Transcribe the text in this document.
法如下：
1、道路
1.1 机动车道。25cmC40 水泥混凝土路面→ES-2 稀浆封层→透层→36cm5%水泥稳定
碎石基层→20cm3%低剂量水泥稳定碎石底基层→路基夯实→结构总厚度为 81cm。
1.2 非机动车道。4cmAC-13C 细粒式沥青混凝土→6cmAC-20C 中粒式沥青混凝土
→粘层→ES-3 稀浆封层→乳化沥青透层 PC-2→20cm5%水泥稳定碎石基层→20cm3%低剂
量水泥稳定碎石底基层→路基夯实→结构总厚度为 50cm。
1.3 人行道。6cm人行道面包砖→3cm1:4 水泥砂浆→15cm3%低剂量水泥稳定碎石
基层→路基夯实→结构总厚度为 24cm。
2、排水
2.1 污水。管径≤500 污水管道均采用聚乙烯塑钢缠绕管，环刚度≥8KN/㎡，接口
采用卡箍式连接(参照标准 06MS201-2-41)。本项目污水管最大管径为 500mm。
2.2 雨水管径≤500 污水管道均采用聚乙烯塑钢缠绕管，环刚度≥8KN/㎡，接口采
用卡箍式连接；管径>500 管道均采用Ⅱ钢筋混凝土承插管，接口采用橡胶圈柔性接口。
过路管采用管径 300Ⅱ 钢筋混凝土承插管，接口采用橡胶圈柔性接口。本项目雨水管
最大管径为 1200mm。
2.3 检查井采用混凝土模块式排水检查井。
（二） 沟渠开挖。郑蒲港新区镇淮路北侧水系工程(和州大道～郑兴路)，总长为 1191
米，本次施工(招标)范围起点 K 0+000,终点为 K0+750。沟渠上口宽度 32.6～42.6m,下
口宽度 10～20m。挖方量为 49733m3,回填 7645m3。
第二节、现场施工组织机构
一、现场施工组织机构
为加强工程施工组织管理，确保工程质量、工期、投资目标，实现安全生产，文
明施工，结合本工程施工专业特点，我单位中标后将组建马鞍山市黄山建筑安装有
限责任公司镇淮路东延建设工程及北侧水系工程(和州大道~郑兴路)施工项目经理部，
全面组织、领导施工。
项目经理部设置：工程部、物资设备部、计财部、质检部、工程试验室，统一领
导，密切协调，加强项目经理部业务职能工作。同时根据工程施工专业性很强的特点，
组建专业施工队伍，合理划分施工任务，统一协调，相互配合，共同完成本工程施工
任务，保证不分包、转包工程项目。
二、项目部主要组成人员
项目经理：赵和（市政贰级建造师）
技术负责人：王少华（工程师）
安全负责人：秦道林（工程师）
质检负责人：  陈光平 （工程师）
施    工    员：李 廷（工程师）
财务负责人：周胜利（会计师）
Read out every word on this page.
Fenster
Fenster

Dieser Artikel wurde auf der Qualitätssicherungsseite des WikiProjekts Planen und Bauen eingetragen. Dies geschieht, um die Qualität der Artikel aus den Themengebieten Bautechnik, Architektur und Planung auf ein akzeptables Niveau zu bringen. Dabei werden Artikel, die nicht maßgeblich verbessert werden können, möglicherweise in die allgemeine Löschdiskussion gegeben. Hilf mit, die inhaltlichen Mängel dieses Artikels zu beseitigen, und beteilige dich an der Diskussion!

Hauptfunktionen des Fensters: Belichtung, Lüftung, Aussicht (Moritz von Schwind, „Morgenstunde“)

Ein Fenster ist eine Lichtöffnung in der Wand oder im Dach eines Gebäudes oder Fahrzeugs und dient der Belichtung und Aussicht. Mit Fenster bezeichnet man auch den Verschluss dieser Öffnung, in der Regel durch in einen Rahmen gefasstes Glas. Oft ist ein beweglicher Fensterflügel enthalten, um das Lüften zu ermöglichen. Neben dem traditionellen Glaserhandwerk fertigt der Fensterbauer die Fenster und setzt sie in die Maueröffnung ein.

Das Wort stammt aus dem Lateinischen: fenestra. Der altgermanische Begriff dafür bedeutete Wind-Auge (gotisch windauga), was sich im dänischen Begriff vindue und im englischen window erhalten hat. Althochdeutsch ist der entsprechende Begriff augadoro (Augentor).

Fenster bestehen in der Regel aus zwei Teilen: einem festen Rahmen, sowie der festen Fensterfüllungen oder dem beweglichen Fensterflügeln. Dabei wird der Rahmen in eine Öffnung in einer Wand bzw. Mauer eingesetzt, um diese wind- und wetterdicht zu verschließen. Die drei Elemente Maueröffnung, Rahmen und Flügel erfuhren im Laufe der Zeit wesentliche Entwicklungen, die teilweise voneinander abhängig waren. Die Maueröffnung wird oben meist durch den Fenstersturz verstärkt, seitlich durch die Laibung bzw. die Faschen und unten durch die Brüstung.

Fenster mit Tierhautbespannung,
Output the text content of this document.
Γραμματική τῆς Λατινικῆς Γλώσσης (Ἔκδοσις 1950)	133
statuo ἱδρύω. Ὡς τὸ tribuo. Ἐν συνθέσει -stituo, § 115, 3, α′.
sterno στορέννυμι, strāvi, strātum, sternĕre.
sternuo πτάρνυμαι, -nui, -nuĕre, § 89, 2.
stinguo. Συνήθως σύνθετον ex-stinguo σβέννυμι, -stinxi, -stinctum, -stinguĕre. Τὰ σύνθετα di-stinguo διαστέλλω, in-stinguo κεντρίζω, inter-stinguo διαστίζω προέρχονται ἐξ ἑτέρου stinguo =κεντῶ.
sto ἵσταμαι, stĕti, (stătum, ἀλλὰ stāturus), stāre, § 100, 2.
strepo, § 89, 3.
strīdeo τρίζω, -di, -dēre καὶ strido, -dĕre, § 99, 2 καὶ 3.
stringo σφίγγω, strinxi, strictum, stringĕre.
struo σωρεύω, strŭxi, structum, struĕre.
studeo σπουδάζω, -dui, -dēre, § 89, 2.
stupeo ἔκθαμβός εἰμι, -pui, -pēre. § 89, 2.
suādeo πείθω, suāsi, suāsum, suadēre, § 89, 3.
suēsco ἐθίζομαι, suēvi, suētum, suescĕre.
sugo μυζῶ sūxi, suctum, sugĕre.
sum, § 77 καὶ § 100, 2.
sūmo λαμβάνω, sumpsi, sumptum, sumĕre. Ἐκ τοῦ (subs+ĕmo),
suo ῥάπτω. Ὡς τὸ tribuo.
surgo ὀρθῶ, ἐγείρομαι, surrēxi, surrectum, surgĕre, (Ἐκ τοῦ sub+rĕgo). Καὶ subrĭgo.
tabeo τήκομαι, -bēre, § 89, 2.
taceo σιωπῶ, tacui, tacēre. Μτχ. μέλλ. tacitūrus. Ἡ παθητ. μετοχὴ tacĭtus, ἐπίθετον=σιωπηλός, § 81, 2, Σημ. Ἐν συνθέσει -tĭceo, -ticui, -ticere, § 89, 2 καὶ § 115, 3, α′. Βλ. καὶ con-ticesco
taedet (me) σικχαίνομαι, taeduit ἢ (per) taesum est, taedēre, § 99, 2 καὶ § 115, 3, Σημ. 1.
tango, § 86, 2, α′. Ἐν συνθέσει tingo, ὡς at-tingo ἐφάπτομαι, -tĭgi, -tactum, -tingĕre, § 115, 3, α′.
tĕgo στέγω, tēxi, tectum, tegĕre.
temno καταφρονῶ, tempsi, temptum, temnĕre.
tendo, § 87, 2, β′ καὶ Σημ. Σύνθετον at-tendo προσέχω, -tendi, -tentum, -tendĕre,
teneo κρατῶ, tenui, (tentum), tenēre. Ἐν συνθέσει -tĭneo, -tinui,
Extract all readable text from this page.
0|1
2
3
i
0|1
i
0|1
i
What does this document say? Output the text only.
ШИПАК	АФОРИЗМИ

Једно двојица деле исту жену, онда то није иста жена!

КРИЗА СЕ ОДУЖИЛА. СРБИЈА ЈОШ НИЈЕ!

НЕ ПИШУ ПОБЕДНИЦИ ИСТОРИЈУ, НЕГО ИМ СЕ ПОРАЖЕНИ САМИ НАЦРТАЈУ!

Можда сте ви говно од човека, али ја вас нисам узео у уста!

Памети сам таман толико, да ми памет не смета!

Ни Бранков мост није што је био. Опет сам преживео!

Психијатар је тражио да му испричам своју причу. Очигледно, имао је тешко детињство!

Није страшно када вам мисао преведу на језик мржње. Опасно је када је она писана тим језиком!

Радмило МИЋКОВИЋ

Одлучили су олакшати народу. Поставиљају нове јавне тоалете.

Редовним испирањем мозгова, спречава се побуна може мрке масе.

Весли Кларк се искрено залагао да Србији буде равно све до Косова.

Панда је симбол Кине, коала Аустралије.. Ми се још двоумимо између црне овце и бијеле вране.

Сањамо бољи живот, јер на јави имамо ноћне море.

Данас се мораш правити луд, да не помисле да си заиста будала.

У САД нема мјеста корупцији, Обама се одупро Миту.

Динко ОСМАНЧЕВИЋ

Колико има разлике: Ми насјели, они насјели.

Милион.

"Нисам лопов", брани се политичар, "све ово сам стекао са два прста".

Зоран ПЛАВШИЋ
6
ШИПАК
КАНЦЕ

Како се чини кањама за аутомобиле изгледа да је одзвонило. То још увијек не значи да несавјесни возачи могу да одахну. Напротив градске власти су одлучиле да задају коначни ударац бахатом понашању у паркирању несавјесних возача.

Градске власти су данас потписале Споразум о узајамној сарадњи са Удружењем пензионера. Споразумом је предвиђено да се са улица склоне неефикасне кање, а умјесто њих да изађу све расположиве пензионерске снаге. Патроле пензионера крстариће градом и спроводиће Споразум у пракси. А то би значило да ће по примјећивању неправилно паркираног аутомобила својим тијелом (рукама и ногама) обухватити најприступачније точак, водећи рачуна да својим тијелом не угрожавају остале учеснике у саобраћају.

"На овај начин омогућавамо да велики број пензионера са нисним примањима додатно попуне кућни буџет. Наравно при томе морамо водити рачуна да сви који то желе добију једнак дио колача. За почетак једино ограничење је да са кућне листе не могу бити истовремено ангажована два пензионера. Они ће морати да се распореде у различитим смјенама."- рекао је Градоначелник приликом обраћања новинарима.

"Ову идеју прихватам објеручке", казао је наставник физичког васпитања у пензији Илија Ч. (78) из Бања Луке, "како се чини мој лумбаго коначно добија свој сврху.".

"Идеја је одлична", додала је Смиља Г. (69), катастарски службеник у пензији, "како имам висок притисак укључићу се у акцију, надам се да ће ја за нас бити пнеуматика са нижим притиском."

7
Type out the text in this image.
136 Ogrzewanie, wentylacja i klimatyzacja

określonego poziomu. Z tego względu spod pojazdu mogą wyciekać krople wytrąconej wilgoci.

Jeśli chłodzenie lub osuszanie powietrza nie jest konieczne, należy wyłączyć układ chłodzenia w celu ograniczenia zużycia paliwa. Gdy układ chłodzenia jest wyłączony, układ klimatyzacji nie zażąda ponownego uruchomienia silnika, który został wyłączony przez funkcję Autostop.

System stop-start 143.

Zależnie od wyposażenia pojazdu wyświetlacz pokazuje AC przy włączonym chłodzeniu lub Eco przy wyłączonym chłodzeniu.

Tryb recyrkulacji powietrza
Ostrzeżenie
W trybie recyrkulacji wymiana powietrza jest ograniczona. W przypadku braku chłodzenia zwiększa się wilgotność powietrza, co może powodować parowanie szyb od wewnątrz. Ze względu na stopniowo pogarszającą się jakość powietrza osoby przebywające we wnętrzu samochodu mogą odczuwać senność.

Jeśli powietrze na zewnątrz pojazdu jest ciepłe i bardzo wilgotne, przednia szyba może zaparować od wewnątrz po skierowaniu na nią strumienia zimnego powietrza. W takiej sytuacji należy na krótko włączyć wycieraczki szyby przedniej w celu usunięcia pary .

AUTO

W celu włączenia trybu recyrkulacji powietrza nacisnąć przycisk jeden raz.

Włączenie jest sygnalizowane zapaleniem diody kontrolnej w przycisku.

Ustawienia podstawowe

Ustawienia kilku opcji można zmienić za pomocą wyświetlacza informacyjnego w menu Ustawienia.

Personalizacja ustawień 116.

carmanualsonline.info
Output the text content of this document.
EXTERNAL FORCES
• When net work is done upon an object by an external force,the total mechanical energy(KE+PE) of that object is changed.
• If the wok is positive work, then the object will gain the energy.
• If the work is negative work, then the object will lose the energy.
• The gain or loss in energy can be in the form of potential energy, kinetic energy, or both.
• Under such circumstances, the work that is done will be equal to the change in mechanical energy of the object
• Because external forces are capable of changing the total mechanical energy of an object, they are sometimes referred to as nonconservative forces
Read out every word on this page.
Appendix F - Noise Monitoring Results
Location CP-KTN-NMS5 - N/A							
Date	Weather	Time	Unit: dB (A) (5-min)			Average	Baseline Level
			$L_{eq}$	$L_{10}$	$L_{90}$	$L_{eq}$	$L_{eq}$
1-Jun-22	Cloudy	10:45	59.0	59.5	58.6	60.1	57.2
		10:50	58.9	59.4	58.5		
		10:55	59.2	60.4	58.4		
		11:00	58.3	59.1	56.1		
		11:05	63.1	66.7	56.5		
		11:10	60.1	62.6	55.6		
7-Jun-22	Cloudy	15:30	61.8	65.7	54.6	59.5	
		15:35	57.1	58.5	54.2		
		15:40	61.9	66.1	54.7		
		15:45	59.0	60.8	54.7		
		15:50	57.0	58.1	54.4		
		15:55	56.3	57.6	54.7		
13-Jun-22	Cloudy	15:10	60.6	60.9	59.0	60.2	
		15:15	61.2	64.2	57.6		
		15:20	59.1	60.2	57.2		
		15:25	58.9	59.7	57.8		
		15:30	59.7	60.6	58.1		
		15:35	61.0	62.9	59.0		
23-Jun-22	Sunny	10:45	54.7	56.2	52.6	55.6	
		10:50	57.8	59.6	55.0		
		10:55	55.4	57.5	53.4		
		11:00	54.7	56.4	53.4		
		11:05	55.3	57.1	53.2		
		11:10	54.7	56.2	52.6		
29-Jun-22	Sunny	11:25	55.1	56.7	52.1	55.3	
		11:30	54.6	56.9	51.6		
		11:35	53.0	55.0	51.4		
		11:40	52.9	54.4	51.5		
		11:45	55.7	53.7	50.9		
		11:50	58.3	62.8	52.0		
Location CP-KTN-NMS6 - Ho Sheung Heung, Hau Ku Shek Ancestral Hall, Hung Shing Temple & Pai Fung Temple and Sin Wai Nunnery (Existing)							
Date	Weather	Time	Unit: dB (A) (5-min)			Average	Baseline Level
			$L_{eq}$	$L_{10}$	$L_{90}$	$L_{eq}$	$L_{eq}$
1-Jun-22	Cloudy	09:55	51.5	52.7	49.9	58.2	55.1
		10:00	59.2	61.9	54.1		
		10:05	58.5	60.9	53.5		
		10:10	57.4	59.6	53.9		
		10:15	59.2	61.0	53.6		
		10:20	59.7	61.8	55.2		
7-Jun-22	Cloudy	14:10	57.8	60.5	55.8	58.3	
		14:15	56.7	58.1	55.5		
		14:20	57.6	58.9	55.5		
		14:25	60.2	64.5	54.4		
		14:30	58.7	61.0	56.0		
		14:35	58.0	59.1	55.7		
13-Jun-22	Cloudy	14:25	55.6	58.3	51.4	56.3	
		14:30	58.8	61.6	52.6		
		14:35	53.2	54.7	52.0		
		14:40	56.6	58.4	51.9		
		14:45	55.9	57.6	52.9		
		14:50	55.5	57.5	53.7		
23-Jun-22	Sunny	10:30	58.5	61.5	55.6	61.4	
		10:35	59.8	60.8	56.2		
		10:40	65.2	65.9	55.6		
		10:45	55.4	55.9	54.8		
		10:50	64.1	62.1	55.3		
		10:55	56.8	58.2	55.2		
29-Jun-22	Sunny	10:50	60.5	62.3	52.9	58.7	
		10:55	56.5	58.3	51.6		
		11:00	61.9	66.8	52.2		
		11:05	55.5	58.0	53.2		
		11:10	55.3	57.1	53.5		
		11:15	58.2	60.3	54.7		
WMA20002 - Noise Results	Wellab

BRIEF:
Every line of the records that includes the word "jest" should be gathered.

EXERCISE RESPONSE:
Jeśli chłodzenie lub osuszanie powietrza nie jest konieczne, należy wyłączyć układ chłodzenia w celu ograniczenia zużycia paliwa. Gdy układ chłodzenia jest wyłączony, układ klimatyzacji nie zażąda ponownego uruchomienia silnika, który został wyłączony przez funkcję Autostop.
W trybie recyrkulacji wymiana powietrza jest ograniczona. W przypadku braku chłodzenia zwiększa się wilgotność powietrza, co może powodować parowanie szyb od wewnątrz. Ze względu na stopniowo pogarszającą się jakość powietrza osoby przebywające we wnętrzu samochodu mogą odczuwać senność.
Jeśli powietrze na zewnątrz pojazdu jest ciepłe i bardzo wilgotne, przednia szyba może zaparować od wewnątrz po skierowaniu na nią strumienia zimnego powietrza. W takiej sytuacji należy na krótko włączyć wycieraczki szyby przedniej w celu usunięcia pary .
Włączenie jest sygnalizowane zapaleniem diody kontrolnej w przycisku.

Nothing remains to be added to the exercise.